(Dataset entries)
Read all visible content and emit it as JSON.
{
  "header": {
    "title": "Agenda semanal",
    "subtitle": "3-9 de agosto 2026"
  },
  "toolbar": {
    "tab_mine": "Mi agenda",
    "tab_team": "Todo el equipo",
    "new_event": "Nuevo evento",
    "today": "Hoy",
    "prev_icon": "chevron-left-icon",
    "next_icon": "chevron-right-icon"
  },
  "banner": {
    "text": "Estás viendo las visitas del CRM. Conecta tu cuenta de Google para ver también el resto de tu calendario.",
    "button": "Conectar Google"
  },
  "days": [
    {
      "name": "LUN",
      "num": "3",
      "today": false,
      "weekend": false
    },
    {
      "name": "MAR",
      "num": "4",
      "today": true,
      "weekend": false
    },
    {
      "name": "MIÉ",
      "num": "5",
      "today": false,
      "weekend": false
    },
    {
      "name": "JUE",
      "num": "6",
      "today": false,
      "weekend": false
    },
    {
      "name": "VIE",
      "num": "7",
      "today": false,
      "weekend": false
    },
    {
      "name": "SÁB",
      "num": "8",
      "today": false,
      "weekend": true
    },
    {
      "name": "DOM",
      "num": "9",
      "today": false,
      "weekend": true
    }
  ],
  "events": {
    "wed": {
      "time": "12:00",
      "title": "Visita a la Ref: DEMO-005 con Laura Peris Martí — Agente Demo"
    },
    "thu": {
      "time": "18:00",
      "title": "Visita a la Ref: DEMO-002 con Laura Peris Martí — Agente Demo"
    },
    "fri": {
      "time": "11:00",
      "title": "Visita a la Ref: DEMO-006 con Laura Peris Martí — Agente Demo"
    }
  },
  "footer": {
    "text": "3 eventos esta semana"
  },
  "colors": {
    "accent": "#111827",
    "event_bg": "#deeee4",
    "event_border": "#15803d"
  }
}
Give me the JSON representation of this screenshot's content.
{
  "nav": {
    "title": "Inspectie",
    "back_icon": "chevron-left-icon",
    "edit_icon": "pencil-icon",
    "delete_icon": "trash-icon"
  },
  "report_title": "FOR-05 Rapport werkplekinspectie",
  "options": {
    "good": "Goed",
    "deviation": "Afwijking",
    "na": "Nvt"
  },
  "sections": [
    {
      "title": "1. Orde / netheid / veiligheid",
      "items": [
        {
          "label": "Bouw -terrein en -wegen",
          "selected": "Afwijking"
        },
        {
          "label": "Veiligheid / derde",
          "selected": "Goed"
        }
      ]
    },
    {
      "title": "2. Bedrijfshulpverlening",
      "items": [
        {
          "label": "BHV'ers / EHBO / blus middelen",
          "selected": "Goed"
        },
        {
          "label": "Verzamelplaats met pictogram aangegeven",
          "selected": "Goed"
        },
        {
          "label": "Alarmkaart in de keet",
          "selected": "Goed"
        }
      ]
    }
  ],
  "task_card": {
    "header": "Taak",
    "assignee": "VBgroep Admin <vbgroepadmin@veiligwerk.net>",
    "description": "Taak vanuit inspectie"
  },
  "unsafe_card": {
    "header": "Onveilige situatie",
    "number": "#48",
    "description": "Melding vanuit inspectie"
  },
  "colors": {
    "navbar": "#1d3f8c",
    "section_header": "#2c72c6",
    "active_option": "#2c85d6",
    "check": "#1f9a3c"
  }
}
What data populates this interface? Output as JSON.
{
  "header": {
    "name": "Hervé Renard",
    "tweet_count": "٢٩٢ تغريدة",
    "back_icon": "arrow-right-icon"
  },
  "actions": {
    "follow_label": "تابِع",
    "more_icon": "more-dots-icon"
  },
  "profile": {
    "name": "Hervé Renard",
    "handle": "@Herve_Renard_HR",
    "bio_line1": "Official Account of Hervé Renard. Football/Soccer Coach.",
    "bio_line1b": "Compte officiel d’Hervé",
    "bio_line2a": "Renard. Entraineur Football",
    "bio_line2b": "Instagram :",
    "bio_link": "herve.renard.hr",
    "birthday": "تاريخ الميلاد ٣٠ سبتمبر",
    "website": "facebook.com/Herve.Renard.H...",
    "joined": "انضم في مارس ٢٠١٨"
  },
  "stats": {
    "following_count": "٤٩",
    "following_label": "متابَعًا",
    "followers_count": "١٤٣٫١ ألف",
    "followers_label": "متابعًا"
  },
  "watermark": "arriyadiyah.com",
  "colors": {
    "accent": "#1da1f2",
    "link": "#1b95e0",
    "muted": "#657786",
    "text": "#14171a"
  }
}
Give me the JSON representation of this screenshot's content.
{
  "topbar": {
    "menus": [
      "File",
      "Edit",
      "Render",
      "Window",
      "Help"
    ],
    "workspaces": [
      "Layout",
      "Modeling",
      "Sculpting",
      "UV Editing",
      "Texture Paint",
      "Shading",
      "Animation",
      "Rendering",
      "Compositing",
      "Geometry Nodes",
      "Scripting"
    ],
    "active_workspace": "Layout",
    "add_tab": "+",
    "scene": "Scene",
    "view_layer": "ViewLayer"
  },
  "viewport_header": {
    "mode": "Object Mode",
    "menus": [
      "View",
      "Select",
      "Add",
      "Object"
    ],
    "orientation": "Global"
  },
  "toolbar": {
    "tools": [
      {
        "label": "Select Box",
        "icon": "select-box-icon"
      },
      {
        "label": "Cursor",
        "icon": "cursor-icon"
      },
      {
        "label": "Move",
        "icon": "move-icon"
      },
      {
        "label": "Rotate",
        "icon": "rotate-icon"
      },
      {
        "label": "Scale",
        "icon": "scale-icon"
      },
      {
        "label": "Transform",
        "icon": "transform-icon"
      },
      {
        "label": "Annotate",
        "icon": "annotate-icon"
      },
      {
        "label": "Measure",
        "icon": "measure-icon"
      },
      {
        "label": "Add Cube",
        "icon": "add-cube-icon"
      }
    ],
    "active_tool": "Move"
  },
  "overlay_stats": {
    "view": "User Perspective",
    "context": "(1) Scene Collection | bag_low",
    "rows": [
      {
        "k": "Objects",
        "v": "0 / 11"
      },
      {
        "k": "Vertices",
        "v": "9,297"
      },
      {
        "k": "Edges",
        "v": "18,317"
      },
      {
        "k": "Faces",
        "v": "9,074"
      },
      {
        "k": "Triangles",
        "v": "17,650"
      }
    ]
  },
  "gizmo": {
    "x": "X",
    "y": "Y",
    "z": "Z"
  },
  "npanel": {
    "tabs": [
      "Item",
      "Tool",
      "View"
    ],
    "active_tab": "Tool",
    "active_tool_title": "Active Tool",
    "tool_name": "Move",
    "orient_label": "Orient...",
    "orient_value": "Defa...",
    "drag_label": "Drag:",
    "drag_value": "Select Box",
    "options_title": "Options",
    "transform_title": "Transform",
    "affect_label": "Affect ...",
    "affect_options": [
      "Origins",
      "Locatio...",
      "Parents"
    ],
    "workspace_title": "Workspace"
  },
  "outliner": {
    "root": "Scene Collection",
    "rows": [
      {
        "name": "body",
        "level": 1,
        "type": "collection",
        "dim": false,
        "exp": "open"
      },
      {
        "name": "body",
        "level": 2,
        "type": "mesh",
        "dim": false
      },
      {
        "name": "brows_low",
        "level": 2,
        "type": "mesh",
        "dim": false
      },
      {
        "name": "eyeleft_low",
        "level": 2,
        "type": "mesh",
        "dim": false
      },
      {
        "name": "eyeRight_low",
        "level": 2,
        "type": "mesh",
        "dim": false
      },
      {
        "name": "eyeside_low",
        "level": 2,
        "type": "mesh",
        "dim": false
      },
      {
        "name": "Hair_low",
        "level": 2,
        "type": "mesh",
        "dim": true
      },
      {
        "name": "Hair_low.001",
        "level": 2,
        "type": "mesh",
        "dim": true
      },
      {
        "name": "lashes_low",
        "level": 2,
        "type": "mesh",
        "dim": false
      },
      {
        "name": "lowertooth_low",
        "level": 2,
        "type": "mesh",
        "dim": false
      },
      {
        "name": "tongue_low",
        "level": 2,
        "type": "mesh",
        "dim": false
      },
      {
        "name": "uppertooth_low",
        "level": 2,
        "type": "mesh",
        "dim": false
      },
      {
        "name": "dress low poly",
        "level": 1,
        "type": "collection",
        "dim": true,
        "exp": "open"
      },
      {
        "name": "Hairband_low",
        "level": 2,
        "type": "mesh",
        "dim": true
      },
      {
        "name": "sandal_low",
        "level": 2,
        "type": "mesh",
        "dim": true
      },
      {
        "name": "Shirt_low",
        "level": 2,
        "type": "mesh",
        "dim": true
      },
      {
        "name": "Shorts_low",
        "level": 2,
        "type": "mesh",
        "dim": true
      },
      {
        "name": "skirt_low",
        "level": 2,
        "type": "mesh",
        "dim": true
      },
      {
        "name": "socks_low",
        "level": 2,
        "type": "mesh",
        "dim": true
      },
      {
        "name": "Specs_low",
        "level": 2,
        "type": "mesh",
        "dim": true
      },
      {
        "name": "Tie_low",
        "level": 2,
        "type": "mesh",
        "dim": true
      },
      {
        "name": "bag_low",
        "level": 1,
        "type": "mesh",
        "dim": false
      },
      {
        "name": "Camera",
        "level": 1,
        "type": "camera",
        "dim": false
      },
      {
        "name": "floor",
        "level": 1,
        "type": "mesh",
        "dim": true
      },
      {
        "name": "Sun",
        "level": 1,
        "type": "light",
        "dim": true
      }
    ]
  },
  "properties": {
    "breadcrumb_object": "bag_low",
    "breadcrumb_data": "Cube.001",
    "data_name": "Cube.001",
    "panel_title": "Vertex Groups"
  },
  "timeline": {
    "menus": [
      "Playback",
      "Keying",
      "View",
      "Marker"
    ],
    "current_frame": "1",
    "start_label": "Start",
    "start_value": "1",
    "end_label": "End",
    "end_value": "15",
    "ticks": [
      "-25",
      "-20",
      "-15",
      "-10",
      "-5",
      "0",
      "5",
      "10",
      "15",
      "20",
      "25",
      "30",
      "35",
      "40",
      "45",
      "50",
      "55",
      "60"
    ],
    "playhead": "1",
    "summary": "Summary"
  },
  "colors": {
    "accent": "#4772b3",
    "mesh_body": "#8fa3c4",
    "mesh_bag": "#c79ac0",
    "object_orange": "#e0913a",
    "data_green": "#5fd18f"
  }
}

Directions for this task.
How many of the listing's lines contain "vanuit"? Respond with a single number and nothing else.

Correct answer.
2